§ **Task brief**: Please output exactly the lines that run from the line with "What text is on this page?" through the final line of the data, inclusive, and nothing more.
[Material for this exercise]
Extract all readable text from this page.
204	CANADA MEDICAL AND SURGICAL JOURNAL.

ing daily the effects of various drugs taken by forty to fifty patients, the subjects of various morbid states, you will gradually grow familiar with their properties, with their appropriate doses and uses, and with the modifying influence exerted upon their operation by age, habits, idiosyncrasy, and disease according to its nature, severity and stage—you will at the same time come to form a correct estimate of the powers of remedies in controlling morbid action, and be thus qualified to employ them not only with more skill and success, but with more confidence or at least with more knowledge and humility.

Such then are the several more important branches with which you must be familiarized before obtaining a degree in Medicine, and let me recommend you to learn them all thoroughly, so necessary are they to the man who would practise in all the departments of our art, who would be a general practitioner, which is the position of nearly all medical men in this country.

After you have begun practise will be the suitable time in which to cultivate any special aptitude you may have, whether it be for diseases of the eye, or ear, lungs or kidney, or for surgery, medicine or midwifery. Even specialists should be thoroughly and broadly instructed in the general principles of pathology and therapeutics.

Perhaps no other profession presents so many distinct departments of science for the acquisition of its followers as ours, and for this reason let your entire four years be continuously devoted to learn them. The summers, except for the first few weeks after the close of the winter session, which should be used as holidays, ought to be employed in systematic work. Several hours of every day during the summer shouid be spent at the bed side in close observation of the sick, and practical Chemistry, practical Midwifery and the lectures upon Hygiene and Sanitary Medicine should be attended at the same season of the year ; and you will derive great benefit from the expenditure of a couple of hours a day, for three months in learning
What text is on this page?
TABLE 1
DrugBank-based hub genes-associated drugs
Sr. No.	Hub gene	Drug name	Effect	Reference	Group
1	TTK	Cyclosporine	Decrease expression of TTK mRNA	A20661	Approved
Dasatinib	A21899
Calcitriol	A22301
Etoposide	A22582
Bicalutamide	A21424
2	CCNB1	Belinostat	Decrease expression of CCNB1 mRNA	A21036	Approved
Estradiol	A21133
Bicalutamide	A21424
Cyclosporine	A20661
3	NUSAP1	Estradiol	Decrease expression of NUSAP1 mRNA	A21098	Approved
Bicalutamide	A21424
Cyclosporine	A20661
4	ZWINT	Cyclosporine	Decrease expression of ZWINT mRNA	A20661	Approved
[/Material for this exercise]
§ **Task output**:
What text is on this page?
TABLE 1
DrugBank-based hub genes-associated drugs
Sr. No.	Hub gene	Drug name	Effect	Reference	Group
1	TTK	Cyclosporine	Decrease expression of TTK mRNA	A20661	Approved
Dasatinib	A21899
Calcitriol	A22301
Etoposide	A22582
Bicalutamide	A21424
2	CCNB1	Belinostat	Decrease expression of CCNB1 mRNA	A21036	Approved
Estradiol	A21133
Bicalutamide	A21424
Cyclosporine	A20661
3	NUSAP1	Estradiol	Decrease expression of NUSAP1 mRNA	A21098	Approved
Bicalutamide	A21424
Cyclosporine	A20661
4	ZWINT	Cyclosporine	Decrease expression of ZWINT mRNA	A20661	Approved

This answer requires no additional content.